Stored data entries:
»»
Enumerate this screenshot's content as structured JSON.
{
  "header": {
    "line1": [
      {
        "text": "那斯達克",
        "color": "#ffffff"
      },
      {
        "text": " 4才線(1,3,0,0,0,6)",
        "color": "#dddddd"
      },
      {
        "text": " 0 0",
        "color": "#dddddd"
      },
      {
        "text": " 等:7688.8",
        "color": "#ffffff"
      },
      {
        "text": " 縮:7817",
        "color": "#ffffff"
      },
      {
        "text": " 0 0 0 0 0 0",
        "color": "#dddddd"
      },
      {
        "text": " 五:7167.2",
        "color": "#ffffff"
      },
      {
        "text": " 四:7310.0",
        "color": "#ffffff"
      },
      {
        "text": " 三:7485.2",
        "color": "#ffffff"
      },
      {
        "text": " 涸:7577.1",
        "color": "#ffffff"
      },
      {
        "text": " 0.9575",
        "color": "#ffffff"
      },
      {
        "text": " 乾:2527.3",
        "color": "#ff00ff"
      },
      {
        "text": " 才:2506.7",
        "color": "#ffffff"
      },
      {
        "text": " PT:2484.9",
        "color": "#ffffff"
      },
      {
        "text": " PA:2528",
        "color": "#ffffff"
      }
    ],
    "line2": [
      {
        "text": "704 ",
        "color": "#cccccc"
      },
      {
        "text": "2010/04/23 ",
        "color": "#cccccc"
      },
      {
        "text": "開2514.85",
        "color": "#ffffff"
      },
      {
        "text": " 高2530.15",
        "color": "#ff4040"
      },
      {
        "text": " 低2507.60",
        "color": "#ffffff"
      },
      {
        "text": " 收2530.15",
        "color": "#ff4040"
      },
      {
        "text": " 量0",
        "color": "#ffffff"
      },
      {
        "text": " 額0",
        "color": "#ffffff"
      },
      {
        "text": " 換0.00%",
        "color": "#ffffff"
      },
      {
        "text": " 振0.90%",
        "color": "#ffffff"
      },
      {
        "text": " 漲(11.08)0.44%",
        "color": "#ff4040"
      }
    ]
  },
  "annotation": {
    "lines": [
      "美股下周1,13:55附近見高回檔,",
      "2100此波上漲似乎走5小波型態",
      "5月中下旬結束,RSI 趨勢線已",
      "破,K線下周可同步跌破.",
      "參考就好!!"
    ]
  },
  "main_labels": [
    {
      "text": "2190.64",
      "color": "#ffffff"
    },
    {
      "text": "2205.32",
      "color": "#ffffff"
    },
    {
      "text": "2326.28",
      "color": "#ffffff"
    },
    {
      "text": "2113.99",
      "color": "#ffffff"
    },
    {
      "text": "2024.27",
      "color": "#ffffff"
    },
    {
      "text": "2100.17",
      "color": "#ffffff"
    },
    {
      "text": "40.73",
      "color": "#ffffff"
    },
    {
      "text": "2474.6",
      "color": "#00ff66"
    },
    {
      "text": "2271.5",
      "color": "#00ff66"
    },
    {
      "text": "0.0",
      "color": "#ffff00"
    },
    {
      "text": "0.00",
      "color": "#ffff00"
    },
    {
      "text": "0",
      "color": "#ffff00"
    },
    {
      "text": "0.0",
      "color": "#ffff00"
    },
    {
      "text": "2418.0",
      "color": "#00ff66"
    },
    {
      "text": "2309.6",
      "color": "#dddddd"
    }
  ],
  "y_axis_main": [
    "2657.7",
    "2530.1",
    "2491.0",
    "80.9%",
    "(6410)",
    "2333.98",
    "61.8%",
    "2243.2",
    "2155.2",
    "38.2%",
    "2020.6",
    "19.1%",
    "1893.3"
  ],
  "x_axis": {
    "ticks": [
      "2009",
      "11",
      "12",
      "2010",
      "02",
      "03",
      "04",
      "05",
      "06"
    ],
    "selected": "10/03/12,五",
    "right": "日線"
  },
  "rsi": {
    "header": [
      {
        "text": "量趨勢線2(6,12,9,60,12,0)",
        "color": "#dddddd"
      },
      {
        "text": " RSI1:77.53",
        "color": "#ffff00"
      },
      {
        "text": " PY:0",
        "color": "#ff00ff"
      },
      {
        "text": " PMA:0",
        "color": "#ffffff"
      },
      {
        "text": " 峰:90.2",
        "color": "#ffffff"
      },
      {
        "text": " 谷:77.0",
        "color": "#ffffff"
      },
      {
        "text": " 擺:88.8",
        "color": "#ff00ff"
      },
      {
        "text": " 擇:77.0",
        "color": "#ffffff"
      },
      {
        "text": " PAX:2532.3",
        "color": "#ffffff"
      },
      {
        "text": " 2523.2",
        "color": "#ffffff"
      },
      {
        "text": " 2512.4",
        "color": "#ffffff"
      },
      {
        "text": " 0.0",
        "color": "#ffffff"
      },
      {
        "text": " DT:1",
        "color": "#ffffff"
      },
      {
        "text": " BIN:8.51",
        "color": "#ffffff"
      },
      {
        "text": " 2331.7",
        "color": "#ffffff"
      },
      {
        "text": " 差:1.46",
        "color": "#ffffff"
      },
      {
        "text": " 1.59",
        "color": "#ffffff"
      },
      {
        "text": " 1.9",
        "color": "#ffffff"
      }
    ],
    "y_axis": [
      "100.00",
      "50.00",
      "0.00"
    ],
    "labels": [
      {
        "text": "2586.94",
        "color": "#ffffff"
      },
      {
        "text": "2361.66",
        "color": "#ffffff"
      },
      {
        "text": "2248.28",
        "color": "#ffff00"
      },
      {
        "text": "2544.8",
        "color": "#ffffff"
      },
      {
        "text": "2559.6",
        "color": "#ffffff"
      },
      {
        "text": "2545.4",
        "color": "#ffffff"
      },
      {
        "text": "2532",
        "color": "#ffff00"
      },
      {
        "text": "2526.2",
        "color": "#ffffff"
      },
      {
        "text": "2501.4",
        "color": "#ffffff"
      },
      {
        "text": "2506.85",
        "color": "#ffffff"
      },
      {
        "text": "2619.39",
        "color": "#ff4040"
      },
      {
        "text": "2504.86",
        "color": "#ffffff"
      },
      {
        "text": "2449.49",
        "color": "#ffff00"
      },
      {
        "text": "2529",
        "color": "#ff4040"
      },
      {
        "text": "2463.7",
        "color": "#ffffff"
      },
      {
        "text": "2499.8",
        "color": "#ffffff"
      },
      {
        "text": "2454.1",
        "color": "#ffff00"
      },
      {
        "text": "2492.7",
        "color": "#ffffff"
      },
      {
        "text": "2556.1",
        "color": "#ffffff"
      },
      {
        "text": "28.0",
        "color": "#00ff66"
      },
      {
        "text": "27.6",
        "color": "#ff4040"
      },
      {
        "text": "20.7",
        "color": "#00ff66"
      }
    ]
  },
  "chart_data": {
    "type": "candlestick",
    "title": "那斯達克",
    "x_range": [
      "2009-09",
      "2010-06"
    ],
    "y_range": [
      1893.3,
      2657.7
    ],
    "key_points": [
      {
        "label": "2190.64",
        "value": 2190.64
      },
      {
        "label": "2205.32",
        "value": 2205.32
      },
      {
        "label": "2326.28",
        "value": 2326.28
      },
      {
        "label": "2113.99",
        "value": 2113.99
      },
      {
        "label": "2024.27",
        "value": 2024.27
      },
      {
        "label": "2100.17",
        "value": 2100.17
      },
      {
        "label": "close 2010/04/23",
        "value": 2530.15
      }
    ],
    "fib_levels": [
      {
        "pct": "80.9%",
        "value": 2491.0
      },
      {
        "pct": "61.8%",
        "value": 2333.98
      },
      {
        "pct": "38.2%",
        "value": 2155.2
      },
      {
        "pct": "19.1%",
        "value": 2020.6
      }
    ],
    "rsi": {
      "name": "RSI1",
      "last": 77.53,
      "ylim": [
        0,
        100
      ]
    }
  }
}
««
»»
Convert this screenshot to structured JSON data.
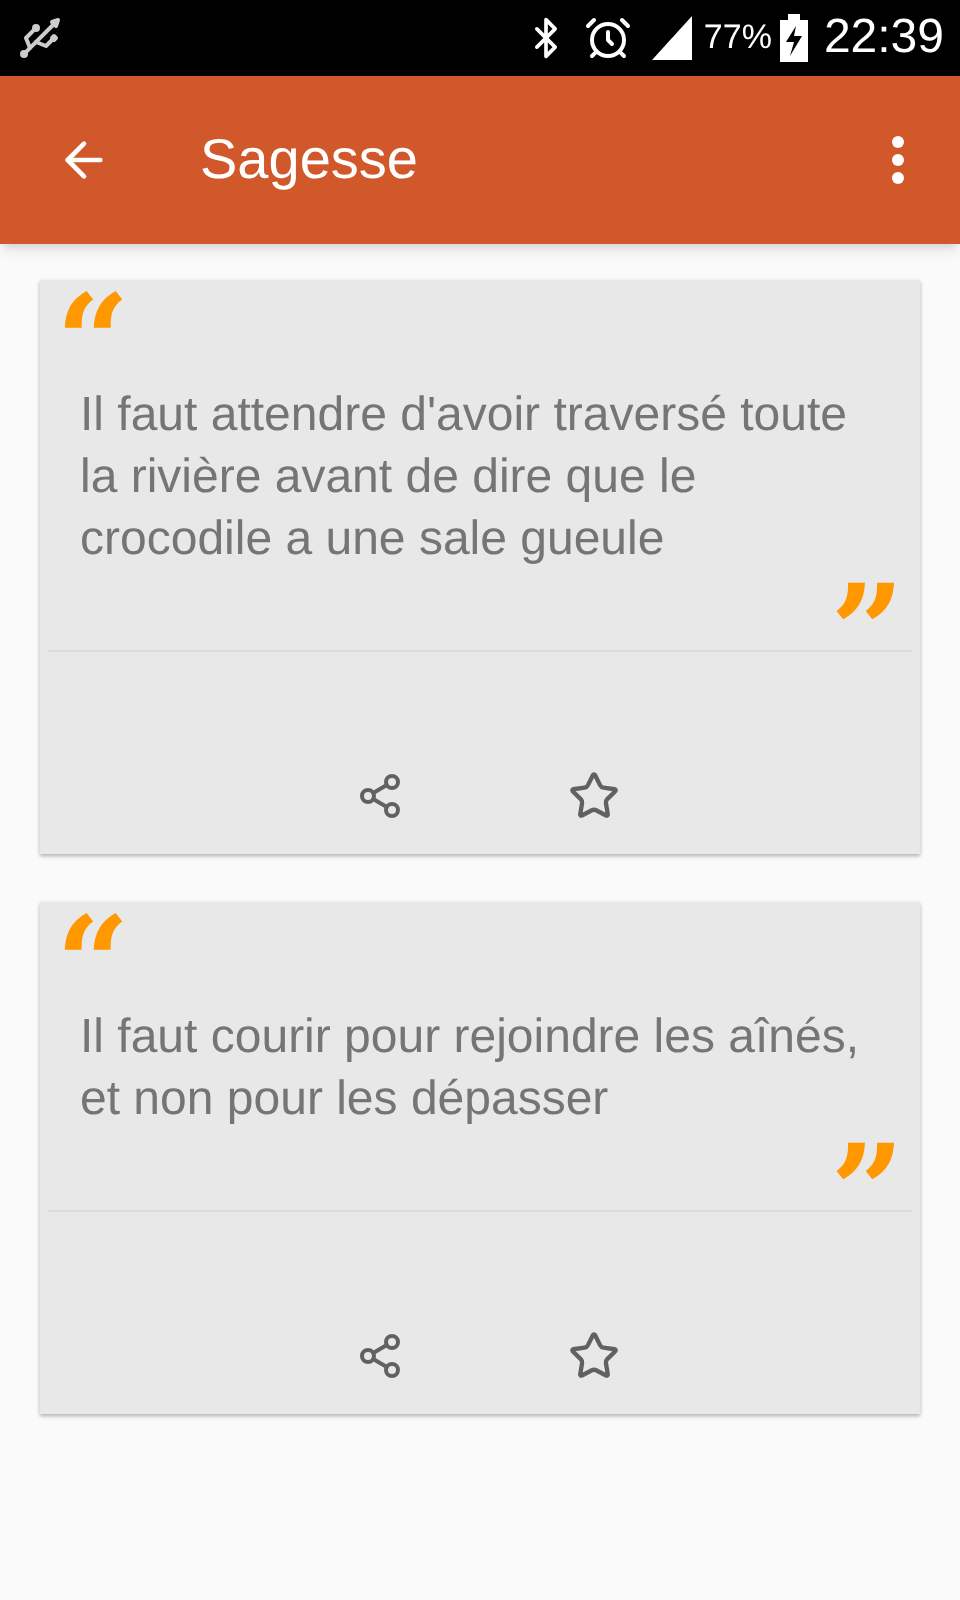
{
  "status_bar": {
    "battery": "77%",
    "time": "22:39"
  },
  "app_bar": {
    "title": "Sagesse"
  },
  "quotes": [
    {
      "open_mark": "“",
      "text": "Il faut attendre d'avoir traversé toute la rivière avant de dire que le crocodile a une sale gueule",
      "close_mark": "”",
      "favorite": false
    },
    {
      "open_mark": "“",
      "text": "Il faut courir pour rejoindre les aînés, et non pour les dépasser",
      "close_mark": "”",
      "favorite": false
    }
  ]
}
««
Goal:
Return only those lines of the records that contain the string "this".

Final result:
Enumerate this screenshot's content as structured JSON.
Convert this screenshot to structured JSON data.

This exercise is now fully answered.